--- Start Recorded information ---

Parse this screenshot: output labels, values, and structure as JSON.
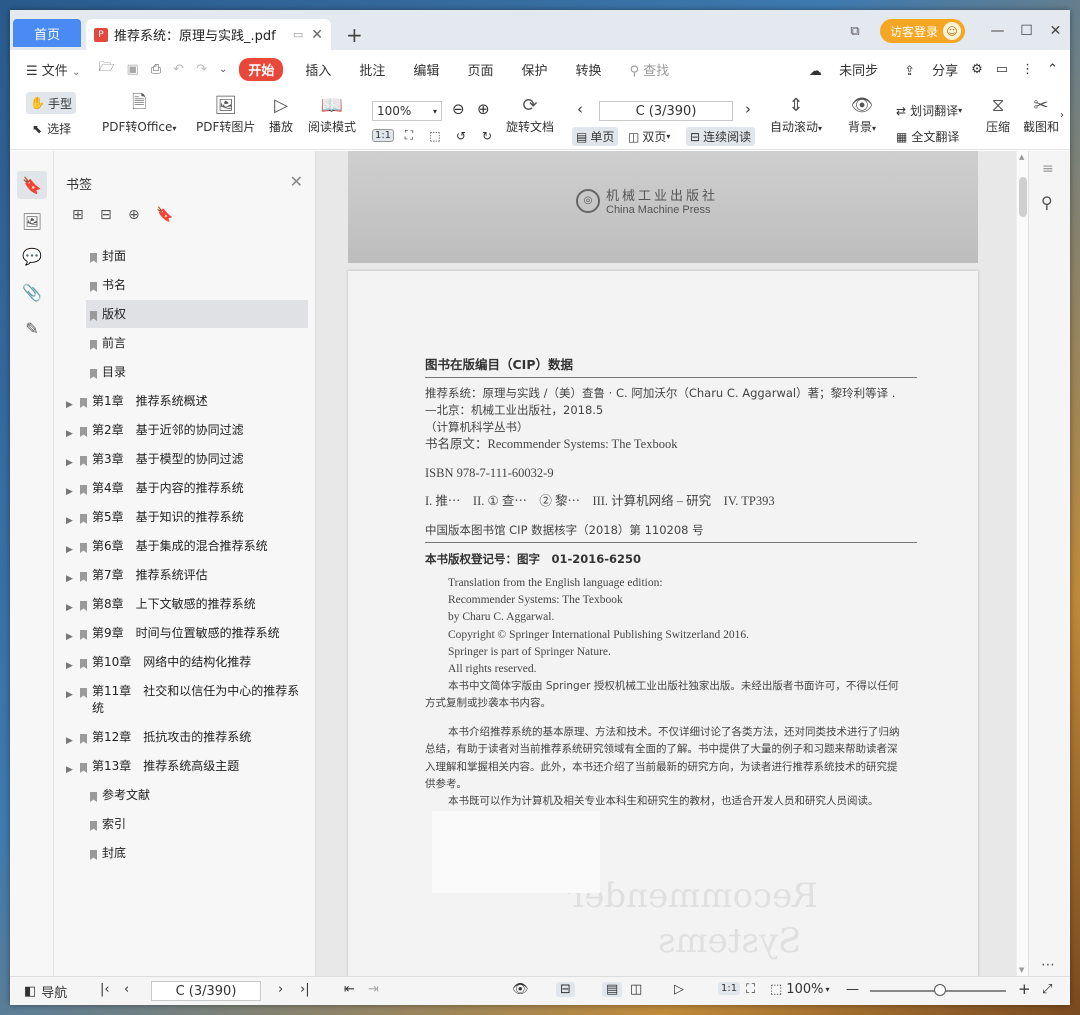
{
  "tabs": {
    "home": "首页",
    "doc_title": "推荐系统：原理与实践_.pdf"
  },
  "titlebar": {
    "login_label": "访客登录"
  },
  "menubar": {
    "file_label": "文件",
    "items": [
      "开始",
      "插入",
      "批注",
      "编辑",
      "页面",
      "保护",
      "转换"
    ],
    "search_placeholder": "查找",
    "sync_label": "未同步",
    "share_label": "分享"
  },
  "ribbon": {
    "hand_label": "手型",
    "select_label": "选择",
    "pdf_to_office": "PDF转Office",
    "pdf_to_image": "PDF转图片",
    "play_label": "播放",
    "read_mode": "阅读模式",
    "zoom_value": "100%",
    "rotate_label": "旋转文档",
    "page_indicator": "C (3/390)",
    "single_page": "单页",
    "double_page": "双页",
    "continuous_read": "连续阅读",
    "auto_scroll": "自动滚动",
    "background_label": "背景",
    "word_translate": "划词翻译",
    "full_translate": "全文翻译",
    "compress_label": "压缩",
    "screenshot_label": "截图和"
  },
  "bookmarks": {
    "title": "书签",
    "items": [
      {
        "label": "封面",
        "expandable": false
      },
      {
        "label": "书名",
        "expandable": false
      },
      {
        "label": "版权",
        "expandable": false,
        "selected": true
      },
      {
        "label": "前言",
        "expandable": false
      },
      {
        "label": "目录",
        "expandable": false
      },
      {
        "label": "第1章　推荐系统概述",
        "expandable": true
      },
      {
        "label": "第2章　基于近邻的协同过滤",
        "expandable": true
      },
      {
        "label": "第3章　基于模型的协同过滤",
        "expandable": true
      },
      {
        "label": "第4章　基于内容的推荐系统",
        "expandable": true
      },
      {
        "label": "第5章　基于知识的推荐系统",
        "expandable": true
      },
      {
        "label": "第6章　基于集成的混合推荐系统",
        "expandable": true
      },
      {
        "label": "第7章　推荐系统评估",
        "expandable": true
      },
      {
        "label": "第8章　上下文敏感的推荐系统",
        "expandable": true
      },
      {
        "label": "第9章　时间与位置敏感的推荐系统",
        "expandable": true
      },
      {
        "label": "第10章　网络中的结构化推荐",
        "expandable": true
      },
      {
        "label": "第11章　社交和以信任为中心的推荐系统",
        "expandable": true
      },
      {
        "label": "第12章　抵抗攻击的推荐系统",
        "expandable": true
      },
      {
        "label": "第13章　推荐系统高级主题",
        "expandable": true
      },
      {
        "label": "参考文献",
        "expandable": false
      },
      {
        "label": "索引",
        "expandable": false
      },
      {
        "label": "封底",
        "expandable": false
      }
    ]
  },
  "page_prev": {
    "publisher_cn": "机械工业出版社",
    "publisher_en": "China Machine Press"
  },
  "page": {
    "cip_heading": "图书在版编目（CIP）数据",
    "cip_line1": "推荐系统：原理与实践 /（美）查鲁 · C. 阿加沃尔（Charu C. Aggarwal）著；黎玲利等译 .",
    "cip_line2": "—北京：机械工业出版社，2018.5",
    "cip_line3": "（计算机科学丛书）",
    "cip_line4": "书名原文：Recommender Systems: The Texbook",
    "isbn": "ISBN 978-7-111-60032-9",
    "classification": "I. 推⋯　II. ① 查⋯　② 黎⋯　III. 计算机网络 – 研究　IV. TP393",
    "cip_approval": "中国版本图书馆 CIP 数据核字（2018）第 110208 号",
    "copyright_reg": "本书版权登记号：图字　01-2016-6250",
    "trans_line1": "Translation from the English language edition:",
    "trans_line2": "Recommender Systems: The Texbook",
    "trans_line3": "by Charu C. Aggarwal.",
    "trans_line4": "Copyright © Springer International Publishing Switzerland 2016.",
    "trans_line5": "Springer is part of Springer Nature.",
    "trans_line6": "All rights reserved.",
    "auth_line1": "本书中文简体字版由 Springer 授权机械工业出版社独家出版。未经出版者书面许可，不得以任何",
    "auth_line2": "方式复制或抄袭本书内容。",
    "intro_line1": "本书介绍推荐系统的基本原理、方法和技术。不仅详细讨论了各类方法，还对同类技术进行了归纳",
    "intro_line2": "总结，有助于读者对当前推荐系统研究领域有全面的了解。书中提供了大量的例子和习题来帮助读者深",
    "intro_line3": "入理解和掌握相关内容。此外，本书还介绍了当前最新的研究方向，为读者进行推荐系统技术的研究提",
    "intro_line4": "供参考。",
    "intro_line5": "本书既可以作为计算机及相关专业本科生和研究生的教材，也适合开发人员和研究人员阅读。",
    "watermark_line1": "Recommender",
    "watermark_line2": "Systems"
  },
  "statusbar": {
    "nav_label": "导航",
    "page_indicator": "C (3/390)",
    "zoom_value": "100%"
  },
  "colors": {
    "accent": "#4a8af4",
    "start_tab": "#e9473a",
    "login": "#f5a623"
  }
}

--- End Recorded information ---

Copy all lines above containing the string "Texbook".

    "cip_line4": "书名原文：Recommender Systems: The Texbook",
    "trans_line2": "Recommender Systems: The Texbook",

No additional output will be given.